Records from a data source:
===

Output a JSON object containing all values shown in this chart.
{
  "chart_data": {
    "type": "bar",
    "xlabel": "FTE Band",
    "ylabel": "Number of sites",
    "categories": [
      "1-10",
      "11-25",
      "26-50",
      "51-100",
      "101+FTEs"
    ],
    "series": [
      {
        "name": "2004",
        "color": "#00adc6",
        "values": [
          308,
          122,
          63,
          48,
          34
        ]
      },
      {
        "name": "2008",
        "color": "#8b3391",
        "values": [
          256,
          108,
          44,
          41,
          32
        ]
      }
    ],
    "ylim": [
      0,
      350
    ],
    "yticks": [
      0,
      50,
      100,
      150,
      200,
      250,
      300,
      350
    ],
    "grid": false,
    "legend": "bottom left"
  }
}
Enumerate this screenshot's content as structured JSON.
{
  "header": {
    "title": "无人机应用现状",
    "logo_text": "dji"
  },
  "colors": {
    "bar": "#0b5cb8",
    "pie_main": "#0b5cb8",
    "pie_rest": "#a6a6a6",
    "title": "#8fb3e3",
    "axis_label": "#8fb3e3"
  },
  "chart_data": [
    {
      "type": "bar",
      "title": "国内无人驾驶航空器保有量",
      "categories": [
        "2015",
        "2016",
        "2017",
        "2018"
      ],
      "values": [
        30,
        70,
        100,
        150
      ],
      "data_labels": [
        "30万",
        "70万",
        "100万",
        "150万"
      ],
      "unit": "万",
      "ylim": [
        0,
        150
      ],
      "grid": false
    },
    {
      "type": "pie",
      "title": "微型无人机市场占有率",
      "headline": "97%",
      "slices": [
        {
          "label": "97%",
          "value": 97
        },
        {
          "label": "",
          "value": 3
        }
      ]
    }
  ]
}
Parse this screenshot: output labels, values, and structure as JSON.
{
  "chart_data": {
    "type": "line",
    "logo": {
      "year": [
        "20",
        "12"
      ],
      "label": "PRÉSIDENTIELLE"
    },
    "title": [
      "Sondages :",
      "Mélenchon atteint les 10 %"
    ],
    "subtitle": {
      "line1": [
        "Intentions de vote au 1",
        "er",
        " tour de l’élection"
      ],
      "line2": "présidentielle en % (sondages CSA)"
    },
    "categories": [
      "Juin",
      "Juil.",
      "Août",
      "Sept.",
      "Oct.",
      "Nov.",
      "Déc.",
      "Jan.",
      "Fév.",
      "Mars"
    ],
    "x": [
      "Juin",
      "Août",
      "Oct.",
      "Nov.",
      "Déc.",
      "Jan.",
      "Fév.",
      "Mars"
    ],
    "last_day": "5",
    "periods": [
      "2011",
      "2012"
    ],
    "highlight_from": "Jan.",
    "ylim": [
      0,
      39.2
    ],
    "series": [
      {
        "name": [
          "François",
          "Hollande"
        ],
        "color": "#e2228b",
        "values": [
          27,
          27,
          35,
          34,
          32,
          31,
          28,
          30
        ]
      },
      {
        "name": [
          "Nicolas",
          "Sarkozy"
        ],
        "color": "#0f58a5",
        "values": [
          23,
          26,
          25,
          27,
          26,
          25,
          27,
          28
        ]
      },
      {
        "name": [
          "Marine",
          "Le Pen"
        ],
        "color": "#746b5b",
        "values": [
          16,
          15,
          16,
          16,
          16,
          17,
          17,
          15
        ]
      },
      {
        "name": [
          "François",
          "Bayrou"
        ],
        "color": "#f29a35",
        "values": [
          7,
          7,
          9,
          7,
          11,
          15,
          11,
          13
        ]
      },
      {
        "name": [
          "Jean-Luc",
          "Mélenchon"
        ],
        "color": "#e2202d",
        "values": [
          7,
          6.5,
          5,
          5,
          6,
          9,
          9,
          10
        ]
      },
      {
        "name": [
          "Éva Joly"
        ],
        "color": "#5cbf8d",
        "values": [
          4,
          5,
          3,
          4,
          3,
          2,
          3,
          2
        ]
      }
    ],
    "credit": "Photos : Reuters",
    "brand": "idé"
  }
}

===

### SHORT TASK
Repeat each entry word for word.

### OUTPUT OF THE EXERCISE
Output a JSON object containing all values shown in this chart.
{
  "chart_data": {
    "type": "bar",
    "xlabel": "FTE Band",
    "ylabel": "Number of sites",
    "categories": [
      "1-10",
      "11-25",
      "26-50",
      "51-100",
      "101+FTEs"
    ],
    "series": [
      {
        "name": "2004",
        "color": "#00adc6",
        "values": [
          308,
          122,
          63,
          48,
          34
        ]
      },
      {
        "name": "2008",
        "color": "#8b3391",
        "values": [
          256,
          108,
          44,
          41,
          32
        ]
      }
    ],
    "ylim": [
      0,
      350
    ],
    "yticks": [
      0,
      50,
      100,
      150,
      200,
      250,
      300,
      350
    ],
    "grid": false,
    "legend": "bottom left"
  }
}
Enumerate this screenshot's content as structured JSON.
{
  "header": {
    "title": "无人机应用现状",
    "logo_text": "dji"
  },
  "colors": {
    "bar": "#0b5cb8",
    "pie_main": "#0b5cb8",
    "pie_rest": "#a6a6a6",
    "title": "#8fb3e3",
    "axis_label": "#8fb3e3"
  },
  "chart_data": [
    {
      "type": "bar",
      "title": "国内无人驾驶航空器保有量",
      "categories": [
        "2015",
        "2016",
        "2017",
        "2018"
      ],
      "values": [
        30,
        70,
        100,
        150
      ],
      "data_labels": [
        "30万",
        "70万",
        "100万",
        "150万"
      ],
      "unit": "万",
      "ylim": [
        0,
        150
      ],
      "grid": false
    },
    {
      "type": "pie",
      "title": "微型无人机市场占有率",
      "headline": "97%",
      "slices": [
        {
          "label": "97%",
          "value": 97
        },
        {
          "label": "",
          "value": 3
        }
      ]
    }
  ]
}
Parse this screenshot: output labels, values, and structure as JSON.
{
  "chart_data": {
    "type": "line",
    "logo": {
      "year": [
        "20",
        "12"
      ],
      "label": "PRÉSIDENTIELLE"
    },
    "title": [
      "Sondages :",
      "Mélenchon atteint les 10 %"
    ],
    "subtitle": {
      "line1": [
        "Intentions de vote au 1",
        "er",
        " tour de l’élection"
      ],
      "line2": "présidentielle en % (sondages CSA)"
    },
    "categories": [
      "Juin",
      "Juil.",
      "Août",
      "Sept.",
      "Oct.",
      "Nov.",
      "Déc.",
      "Jan.",
      "Fév.",
      "Mars"
    ],
    "x": [
      "Juin",
      "Août",
      "Oct.",
      "Nov.",
      "Déc.",
      "Jan.",
      "Fév.",
      "Mars"
    ],
    "last_day": "5",
    "periods": [
      "2011",
      "2012"
    ],
    "highlight_from": "Jan.",
    "ylim": [
      0,
      39.2
    ],
    "series": [
      {
        "name": [
          "François",
          "Hollande"
        ],
        "color": "#e2228b",
        "values": [
          27,
          27,
          35,
          34,
          32,
          31,
          28,
          30
        ]
      },
      {
        "name": [
          "Nicolas",
          "Sarkozy"
        ],
        "color": "#0f58a5",
        "values": [
          23,
          26,
          25,
          27,
          26,
          25,
          27,
          28
        ]
      },
      {
        "name": [
          "Marine",
          "Le Pen"
        ],
        "color": "#746b5b",
        "values": [
          16,
          15,
          16,
          16,
          16,
          17,
          17,
          15
        ]
      },
      {
        "name": [
          "François",
          "Bayrou"
        ],
        "color": "#f29a35",
        "values": [
          7,
          7,
          9,
          7,
          11,
          15,
          11,
          13
        ]
      },
      {
        "name": [
          "Jean-Luc",
          "Mélenchon"
        ],
        "color": "#e2202d",
        "values": [
          7,
          6.5,
          5,
          5,
          6,
          9,
          9,
          10
        ]
      },
      {
        "name": [
          "Éva Joly"
        ],
        "color": "#5cbf8d",
        "values": [
          4,
          5,
          3,
          4,
          3,
          2,
          3,
          2
        ]
      }
    ],
    "credit": "Photos : Reuters",
    "brand": "idé"
  }
}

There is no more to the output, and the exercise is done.